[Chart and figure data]
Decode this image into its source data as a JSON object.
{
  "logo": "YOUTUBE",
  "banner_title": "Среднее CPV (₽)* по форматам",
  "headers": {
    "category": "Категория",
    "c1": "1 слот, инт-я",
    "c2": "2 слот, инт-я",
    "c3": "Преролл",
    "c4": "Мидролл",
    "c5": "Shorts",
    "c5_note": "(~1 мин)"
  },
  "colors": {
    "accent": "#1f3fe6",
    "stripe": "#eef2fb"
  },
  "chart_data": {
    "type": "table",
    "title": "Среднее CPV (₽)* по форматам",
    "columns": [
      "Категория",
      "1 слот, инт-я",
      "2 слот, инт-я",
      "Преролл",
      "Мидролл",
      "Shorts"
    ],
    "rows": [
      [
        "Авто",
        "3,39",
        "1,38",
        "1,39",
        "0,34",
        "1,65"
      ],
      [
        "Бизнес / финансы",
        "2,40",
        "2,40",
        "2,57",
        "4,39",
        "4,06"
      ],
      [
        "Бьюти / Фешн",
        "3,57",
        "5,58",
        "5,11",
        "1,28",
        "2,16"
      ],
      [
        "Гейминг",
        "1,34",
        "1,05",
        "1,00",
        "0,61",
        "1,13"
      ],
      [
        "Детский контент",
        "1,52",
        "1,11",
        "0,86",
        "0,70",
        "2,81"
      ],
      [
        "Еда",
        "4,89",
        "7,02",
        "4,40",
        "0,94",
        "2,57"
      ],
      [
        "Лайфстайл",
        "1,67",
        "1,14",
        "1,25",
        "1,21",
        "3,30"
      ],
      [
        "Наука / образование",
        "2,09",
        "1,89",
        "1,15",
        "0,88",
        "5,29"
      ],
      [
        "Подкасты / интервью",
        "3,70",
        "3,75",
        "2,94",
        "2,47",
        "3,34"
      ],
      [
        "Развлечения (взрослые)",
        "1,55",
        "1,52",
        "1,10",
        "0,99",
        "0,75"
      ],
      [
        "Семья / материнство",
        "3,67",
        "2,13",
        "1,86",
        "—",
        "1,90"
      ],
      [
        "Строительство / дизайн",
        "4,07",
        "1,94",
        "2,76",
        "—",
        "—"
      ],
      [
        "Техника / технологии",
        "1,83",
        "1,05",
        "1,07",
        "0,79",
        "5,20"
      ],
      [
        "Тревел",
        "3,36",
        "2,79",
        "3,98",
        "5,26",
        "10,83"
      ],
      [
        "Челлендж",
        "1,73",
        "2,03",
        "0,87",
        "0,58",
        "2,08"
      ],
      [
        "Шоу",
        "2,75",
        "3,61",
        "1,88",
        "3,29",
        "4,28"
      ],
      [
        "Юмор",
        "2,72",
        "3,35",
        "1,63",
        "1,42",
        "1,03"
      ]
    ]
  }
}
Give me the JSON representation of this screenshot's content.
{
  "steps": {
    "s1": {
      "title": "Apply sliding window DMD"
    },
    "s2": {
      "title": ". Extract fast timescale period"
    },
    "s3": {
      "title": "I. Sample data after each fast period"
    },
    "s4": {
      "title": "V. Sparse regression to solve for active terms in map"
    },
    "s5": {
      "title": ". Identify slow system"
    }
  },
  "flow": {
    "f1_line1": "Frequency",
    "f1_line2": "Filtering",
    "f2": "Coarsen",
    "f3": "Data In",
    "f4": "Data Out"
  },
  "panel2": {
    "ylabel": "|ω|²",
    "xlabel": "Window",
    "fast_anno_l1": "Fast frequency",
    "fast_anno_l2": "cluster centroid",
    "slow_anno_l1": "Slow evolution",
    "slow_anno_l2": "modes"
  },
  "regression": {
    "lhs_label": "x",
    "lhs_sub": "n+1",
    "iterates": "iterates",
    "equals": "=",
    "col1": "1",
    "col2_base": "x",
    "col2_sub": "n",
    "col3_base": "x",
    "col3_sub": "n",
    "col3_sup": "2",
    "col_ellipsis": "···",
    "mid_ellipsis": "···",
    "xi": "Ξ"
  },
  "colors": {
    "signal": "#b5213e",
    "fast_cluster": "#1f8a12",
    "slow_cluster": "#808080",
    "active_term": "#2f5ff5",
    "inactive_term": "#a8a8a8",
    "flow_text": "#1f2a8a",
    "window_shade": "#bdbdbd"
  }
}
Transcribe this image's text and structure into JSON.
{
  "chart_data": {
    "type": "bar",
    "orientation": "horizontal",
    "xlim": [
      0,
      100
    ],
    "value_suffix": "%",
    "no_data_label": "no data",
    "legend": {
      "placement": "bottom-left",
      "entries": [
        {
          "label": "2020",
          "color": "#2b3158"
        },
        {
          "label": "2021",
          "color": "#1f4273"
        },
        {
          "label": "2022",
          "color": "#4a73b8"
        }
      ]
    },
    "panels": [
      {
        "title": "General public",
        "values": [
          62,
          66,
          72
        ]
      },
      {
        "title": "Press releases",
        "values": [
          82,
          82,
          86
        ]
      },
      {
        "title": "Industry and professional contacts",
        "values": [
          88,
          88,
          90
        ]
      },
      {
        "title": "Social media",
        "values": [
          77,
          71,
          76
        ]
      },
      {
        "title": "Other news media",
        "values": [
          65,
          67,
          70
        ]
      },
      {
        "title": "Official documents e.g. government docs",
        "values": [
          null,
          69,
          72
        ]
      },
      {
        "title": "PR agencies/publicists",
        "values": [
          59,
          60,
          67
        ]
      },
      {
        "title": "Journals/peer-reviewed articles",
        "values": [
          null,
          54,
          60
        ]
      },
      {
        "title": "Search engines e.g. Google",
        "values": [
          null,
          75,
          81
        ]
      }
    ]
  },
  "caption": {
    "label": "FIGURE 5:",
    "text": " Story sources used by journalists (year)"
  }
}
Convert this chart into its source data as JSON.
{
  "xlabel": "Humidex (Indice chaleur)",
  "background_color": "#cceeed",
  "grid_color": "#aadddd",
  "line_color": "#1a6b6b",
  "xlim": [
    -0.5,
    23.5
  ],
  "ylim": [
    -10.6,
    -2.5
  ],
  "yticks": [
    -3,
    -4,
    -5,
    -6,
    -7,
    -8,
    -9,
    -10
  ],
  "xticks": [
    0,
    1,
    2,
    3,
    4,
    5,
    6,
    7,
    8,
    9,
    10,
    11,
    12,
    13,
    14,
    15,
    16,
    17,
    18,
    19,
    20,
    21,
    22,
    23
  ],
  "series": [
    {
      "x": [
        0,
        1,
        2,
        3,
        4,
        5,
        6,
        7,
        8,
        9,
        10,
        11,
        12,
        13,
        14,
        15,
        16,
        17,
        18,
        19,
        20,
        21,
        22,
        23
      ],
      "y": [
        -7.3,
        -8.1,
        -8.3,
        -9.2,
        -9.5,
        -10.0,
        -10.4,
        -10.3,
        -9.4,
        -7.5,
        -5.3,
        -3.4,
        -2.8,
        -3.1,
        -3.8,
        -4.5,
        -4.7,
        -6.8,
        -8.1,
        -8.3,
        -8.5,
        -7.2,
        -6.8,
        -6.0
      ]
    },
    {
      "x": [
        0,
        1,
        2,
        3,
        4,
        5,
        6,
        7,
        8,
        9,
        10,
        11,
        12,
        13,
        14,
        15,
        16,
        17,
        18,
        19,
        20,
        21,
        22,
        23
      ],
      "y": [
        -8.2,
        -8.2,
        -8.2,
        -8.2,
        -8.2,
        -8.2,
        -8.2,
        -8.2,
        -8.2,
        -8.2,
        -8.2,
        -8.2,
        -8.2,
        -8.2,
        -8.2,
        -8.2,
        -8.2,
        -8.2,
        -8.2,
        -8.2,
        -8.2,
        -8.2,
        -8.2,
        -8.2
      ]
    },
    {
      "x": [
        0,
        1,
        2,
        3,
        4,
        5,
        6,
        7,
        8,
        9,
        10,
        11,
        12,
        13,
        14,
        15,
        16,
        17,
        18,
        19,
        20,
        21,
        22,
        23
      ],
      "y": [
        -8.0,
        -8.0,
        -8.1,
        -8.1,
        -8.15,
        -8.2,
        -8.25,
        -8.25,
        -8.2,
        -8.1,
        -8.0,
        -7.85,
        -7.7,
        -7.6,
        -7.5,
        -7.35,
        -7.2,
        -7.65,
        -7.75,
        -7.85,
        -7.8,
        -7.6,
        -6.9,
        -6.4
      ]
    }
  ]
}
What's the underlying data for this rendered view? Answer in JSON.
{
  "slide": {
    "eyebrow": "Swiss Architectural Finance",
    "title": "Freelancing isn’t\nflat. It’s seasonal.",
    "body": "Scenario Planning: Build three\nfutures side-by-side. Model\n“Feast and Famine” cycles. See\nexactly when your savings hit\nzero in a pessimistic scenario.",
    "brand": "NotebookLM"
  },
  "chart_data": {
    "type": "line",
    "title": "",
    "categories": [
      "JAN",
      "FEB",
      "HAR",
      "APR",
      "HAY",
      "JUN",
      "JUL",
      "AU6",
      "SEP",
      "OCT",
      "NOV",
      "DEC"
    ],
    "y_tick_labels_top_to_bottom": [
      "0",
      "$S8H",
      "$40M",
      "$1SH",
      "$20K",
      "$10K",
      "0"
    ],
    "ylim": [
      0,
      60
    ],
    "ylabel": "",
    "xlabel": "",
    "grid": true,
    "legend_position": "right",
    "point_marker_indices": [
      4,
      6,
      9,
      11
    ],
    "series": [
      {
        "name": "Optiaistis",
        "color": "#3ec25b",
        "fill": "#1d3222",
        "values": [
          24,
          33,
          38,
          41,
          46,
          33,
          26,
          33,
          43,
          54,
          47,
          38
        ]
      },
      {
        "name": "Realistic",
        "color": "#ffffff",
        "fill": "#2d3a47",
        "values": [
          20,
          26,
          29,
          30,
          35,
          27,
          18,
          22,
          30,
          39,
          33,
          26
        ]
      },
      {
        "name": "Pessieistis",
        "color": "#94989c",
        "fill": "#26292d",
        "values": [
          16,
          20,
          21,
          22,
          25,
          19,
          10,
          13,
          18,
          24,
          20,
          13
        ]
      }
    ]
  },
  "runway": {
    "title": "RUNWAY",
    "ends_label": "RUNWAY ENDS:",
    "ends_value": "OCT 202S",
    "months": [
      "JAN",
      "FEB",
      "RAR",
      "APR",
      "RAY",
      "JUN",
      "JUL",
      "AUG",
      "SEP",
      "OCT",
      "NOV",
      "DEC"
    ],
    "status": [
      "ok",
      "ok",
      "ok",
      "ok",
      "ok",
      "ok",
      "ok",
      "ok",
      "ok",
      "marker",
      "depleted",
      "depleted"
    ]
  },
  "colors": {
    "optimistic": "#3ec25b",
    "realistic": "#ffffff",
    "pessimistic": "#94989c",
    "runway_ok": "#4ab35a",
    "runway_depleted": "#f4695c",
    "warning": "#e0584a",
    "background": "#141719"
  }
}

*REQUIREMENTS*
Go through the preceding material and copy each line that has the word "media".

*FULL OUTPUT*
        "title": "Social media",
        "title": "Other news media",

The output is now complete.